◆ CONSIGNE ÉCRITE 1: D'après l'extrait sur la messe tridentine, quelle réforme Rome prend-elle un soin extrême à ne pas désavouer ?

◆ EXTRAIT DU TEXTE:
====

Même si jusqu’ici le résultat attendu n’est pas encore réalisé, cependant, en ce mois d’octobre nous avons été témoin d’une scène encore jamais vue dans ces dernières décennies en ce qui concerne la messe de toujours. En effet, contrairement au slogan habituel, qui attribue à la nostalgie ou à une sensibilité particulière l’attachement à la liturgie latine ancienne, cette fois-ci des arguments sérieux ont été évoqués : la liberté de la messe tridentine pose des problèmes doctrinaux, nous dit-on ; cette messe met en danger les acquis de Vatican II. Comment ne pas se réjouir de cette subite découverte ?
Si nous considérons de près les arguments avancés cette fois-ci, en particulier dans l’épiscopat français, mais aussi à Rome et en Allemagne, l’on s’aperçoit que les évêques ont en fait peur de cette messe. Même Rome prend un soin extrême pour ne pas désavouer la réforme de Paul VI lorsqu’elle esquisse la possibilité d’un retour de l’ancienne Messe. La crainte des progressistes est telle, qu’il faut justifier à l’extrême et avec force arguments la permission élargie de la Messe tridentine. Certainement, cela explique aussi pourquoi jusqu’ici, nous n’avons reçu ni remerciement ni réponse, tant du Souverain Pontife que du Vatican.
De la situation présente, nous pouvons et devons tirer des conclusions pour le futur, même si nous ne connaissons pas encore la teneur exacte de ce fameux motu proprio.
1. Si nous considérons comment les documents romains de cette dernière décennie ont été reçus par l’épiscopat et les fidèles, nous devons bien dire que ce qui domine est une très grande indifférence qui a rendu pratiquement inefficace les mesures que préconisaient ces textes. Qu’il s’agisse de la place des laïcs dans la liturgie ou plus récemment de prescriptions liturgiques, qu’il s’agisse de la déclaration « Dominus Jesus » ou de la condamnation de l’avortement et de l’euthanasie, force est de constater que les documents n’ont eu aucun effet réel. On peut dès à présent se demander si le motu proprio ne connaîtra pas le même sort.
2. Cependant, comme le document accorde une faveur plutôt qu’une restriction et que d’autre part il s’adresse à des personnes qui y trouvent un grand intérêt, il se pourrait bien que les attentes des fidèles et des prêtres tirent les hiérarchies de certains pays de leur léthargie et les bousculent dans leur résistance. C’est dans ce sens que certains évêques évoquent le risque d’une anarchie liturgique dans leur diocèse. Lorsque l’on voit la multiplicité des formes qu’a prise dans le concret la nouvelle messe, on peut se demander d’où peut bien provenir cette crainte de « division ». Bien au contraire, la liturgie traditionnelle s’est toujours montrée facteur d’unité, en particulier par la langue sacrée du latin.
3. Il est fort peu probable que ce motu proprio sera suivi d’une réaction de masse. Les prêtres et les fidèles qui désirent la liturgie ancienne sont proportionnellement peu nombreux et les autres en ont perdu le goût et l’intérêt. Il faudra beaucoup d’efforts sérieux pour remettre à l’honneur dans toute l’Eglise le rite vénérable et sacré qui a sanctifié des siècles et des siècles de chrétienté.

====

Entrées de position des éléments
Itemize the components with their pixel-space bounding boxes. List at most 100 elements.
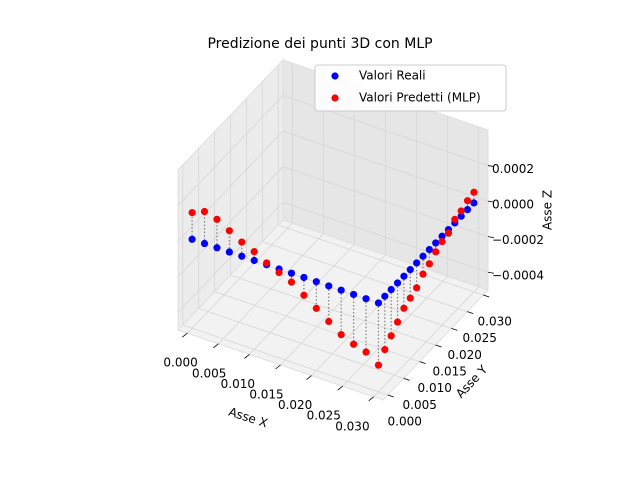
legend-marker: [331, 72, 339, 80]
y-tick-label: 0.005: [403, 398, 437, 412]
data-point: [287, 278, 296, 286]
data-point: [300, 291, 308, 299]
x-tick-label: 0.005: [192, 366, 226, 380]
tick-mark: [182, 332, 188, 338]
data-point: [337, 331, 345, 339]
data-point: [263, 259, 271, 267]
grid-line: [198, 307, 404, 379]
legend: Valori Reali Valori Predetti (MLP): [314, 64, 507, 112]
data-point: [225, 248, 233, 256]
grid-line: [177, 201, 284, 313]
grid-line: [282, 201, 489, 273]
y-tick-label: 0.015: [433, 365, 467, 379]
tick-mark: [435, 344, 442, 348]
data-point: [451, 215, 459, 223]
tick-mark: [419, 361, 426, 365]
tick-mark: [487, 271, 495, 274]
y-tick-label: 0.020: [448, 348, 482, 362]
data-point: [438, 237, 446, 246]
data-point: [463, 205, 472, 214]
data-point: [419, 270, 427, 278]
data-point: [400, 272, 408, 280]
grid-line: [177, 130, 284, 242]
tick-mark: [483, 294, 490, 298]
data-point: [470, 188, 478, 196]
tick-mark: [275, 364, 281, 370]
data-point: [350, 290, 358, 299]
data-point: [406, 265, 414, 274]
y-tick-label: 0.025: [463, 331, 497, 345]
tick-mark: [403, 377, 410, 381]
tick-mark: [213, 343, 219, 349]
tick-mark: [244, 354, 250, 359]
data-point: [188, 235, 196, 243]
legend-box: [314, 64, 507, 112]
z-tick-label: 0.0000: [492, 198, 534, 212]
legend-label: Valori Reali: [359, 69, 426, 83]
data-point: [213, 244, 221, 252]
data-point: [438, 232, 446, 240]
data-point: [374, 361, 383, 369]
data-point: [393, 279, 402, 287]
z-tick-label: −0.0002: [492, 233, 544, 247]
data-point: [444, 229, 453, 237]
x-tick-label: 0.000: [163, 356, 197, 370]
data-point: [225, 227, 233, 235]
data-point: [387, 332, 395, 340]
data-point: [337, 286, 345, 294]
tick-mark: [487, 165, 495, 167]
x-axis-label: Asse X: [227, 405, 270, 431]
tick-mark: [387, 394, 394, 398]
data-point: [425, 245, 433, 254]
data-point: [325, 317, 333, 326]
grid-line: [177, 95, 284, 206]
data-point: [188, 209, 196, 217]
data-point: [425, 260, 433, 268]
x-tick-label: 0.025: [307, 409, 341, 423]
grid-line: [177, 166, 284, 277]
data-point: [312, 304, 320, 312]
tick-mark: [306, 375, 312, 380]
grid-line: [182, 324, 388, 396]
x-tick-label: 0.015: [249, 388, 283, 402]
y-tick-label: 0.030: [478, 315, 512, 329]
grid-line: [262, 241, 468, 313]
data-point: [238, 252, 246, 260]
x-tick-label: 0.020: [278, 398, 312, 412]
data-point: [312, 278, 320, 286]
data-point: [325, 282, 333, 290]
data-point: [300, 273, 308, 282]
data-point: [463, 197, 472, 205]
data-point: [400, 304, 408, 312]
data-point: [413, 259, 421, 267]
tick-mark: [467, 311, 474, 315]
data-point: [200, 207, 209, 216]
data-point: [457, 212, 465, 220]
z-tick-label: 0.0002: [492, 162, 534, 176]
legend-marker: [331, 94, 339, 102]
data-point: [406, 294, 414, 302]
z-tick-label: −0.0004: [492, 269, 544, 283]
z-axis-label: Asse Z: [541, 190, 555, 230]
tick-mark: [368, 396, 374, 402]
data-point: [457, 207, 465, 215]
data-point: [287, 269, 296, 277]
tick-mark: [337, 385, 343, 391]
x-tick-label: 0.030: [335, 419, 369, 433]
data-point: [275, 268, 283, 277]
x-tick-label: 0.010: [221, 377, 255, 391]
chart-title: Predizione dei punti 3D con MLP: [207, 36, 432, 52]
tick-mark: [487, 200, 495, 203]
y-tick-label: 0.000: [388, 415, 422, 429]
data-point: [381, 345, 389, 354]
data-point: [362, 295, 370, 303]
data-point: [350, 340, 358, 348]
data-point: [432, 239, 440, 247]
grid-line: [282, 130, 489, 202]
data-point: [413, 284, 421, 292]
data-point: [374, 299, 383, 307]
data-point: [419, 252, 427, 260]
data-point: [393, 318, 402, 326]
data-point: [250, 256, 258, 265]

====

◆ CONSIGNE ÉCRITE 2: Dans la liste, substituez « repère » à « tick-mark » entre la ligne contenant « legend-marker: [331, 72, 339, 80] » et celle contenant « data-point: [337, 331, 345, 339] », toutes deux incluses. Reproduisez uniquement ces lignes, sans rien modifier d'autre.

◆ RÉSULTAT FINAL 1: La réforme de Paul VI.

◆ RÉSULTAT FINAL 2:
legend-marker: [331, 72, 339, 80]
y-tick-label: 0.005: [403, 398, 437, 412]
data-point: [287, 278, 296, 286]
data-point: [300, 291, 308, 299]
x-tick-label: 0.005: [192, 366, 226, 380]
repère: [182, 332, 188, 338]
data-point: [337, 331, 345, 339]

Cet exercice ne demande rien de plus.